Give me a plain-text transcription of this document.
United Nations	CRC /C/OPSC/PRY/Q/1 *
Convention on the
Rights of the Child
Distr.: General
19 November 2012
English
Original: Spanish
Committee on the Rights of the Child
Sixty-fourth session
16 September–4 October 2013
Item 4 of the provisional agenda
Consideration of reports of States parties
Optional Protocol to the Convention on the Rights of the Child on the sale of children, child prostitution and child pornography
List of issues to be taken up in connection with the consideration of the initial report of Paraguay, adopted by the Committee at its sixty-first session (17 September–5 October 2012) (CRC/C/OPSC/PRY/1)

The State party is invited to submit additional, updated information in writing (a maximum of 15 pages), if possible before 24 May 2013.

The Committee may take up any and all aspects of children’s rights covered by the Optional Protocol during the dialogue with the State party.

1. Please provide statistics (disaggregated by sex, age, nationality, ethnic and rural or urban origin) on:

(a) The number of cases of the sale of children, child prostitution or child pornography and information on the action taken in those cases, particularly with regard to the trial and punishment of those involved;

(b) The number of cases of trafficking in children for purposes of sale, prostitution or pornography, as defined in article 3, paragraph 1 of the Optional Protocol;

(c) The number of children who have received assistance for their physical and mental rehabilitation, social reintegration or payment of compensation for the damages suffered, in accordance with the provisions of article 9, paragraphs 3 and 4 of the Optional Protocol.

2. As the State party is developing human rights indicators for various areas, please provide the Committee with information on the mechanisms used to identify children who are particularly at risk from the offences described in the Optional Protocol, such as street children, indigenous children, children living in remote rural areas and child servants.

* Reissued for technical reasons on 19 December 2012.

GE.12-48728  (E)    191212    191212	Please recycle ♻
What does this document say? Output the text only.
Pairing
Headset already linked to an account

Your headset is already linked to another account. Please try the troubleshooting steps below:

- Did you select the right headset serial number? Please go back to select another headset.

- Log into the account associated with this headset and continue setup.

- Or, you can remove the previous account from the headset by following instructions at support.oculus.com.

____

• _EXERCISE GOAL_: Which lines contain "information"? Copy each of them out.

• _WRITTEN REPLY_:
The State party is invited to submit additional, updated information in writing (a maximum of 15 pages), if possible before 24 May 2013.
(a) The number of cases of the sale of children, child prostitution or child pornography and information on the action taken in those cases, particularly with regard to the trial and punishment of those involved;
2. As the State party is developing human rights indicators for various areas, please provide the Committee with information on the mechanisms used to identify children who are particularly at risk from the offences described in the Optional Protocol, such as street children, indigenous children, children living in remote rural areas and child servants.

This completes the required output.